Work to be completed ▸
Only lines holding the word "principal" should be copied from the material.

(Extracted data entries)
╭──
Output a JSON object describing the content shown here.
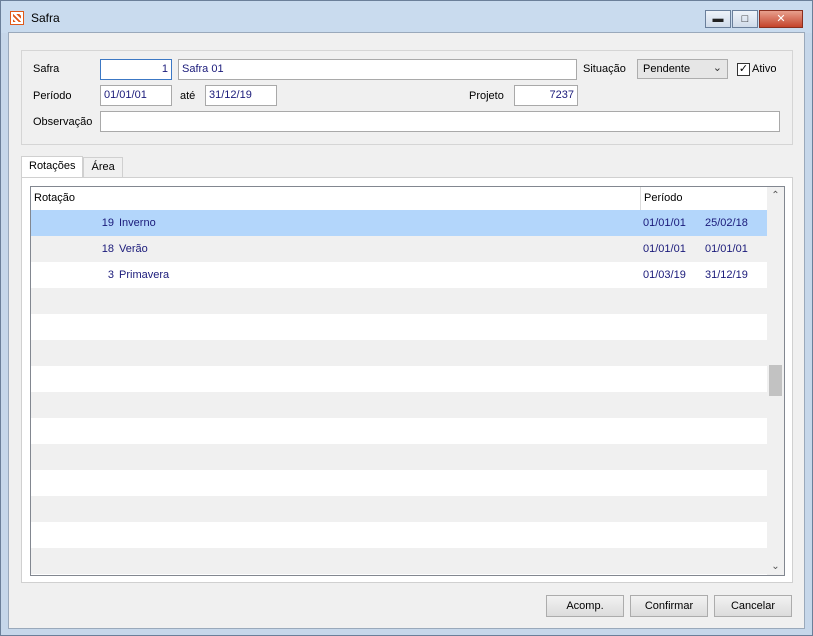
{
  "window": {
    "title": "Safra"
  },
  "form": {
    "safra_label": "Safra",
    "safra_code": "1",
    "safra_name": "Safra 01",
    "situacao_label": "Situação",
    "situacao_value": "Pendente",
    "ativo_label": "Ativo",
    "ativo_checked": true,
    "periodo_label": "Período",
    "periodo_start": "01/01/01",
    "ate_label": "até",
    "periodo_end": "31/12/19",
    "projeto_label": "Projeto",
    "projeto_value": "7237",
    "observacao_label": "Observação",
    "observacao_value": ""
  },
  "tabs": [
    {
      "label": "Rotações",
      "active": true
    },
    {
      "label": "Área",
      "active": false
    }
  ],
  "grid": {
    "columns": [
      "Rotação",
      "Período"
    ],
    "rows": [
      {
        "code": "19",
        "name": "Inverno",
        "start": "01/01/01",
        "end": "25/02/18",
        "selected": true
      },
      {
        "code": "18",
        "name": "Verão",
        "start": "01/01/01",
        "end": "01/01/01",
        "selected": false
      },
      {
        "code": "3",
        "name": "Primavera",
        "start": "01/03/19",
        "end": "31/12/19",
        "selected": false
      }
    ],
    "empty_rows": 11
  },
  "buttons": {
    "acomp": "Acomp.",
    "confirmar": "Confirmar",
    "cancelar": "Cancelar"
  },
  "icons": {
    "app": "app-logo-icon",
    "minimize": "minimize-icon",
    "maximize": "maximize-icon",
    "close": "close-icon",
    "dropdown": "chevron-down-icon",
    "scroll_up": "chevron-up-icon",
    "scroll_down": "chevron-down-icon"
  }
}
╰──
╭──
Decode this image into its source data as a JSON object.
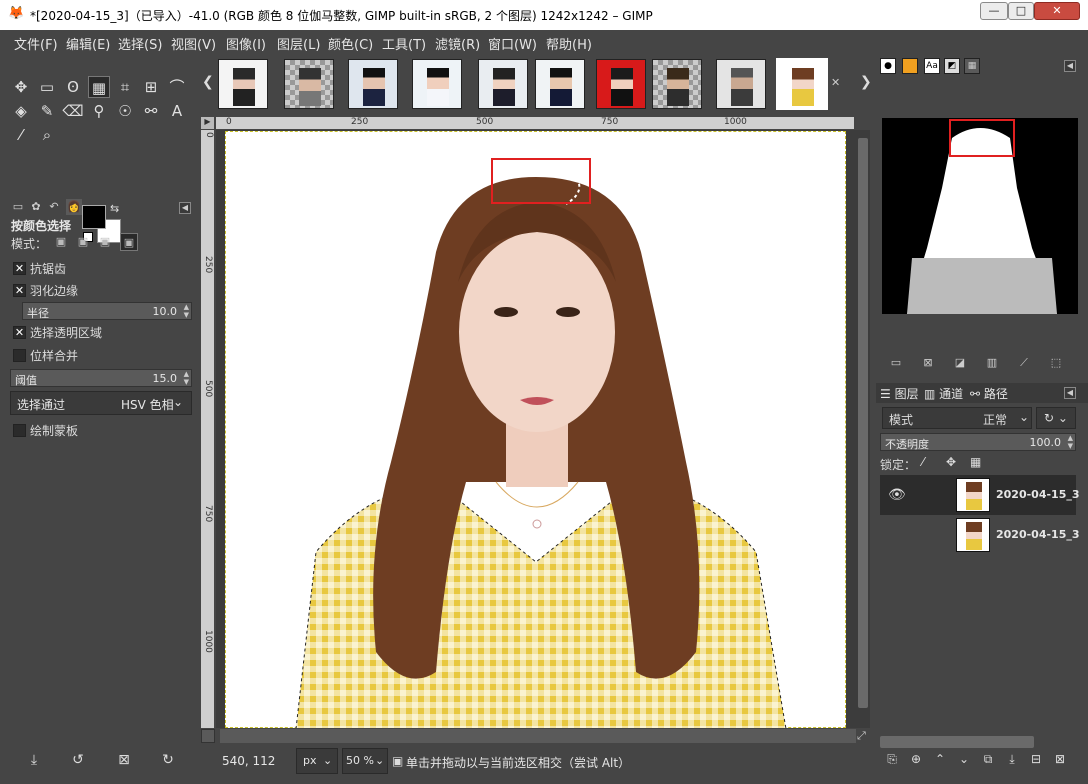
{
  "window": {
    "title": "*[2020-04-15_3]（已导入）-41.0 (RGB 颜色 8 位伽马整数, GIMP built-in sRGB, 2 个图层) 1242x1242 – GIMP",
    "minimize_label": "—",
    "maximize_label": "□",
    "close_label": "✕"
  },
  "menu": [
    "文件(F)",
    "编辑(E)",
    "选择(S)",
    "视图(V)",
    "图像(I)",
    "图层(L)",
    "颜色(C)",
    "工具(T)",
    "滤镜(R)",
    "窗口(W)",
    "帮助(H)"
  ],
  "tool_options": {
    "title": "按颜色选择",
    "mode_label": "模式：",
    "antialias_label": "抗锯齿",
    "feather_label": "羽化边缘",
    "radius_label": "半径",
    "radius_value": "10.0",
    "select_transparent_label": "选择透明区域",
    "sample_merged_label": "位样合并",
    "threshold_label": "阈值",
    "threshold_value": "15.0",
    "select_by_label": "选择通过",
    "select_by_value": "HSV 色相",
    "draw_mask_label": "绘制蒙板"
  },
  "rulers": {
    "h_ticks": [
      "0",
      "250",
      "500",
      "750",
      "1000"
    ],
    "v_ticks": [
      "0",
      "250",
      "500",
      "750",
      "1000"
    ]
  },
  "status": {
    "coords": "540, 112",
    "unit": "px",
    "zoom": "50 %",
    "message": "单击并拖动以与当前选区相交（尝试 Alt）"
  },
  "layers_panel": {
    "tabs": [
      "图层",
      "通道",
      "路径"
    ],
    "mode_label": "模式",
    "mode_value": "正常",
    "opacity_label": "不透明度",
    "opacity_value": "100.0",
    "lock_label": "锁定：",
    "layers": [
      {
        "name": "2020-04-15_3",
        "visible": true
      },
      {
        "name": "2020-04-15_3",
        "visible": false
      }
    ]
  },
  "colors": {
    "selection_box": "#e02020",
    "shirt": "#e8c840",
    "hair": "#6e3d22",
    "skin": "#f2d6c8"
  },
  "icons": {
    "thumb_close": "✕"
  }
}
╰──
╭──
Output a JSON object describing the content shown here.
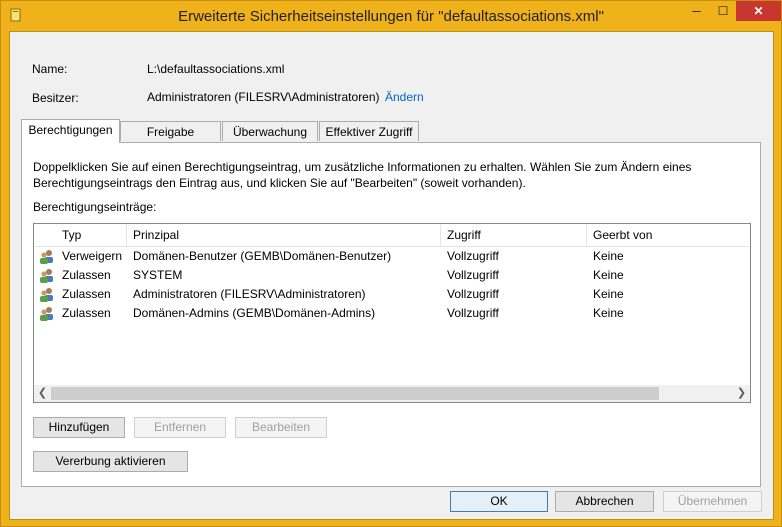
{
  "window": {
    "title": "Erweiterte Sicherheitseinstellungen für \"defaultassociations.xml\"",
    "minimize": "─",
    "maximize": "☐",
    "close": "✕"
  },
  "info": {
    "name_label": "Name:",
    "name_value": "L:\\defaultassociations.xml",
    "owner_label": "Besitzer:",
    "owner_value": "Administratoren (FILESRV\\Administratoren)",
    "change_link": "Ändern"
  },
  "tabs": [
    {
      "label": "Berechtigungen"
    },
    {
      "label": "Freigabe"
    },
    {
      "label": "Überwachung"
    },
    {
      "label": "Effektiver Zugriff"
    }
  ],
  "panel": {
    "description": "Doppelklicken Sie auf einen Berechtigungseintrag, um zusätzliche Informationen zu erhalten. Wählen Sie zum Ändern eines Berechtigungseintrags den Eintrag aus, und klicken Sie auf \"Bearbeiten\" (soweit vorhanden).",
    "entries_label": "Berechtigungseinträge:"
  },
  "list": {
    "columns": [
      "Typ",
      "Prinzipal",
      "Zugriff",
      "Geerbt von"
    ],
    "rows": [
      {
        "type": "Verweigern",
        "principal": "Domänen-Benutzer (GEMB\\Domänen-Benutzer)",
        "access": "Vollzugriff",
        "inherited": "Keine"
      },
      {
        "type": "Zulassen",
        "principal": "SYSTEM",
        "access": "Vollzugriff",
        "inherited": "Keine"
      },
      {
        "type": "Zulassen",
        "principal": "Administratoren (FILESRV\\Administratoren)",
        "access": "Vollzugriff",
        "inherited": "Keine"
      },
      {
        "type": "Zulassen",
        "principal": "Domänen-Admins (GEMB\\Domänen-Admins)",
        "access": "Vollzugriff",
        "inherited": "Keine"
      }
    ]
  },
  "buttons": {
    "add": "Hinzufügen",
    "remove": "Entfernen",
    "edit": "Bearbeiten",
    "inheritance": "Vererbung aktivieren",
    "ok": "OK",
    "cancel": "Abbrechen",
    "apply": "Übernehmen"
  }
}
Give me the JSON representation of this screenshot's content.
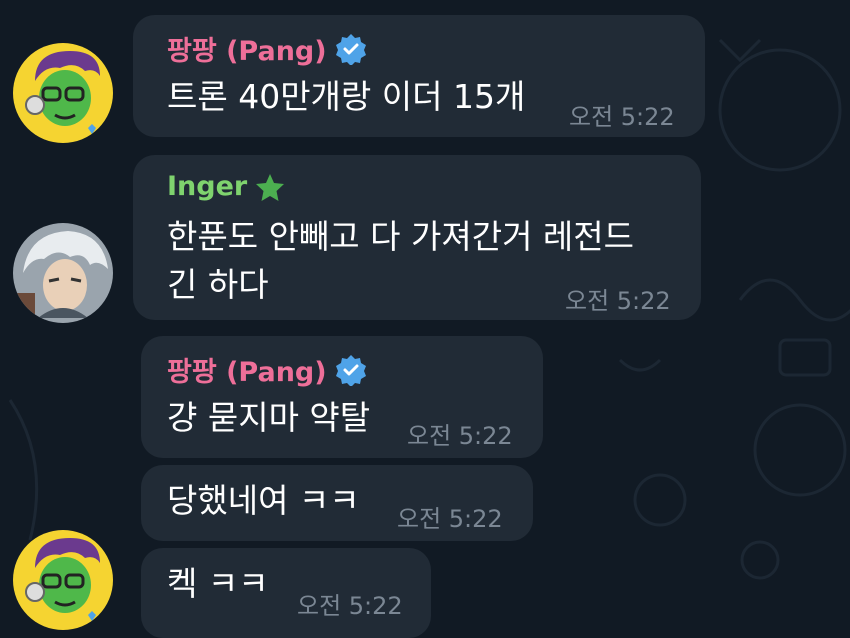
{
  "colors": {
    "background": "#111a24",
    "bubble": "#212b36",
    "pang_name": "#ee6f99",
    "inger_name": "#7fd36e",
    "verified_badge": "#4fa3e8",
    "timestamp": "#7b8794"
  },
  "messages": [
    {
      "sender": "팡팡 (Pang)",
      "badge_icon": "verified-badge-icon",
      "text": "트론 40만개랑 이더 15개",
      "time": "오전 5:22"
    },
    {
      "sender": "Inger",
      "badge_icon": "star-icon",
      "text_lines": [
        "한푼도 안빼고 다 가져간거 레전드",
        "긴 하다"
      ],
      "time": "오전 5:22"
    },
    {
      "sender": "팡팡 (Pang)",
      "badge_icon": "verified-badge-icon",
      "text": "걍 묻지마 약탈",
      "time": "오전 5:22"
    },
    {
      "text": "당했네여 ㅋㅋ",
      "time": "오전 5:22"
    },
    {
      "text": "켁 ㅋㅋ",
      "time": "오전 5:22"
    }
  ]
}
╰──
Written answer ▸
        "principal": "Domänen-Benutzer (GEMB\\Domänen-Benutzer)",
        "principal": "SYSTEM",
        "principal": "Administratoren (FILESRV\\Administratoren)",
        "principal": "Domänen-Admins (GEMB\\Domänen-Admins)",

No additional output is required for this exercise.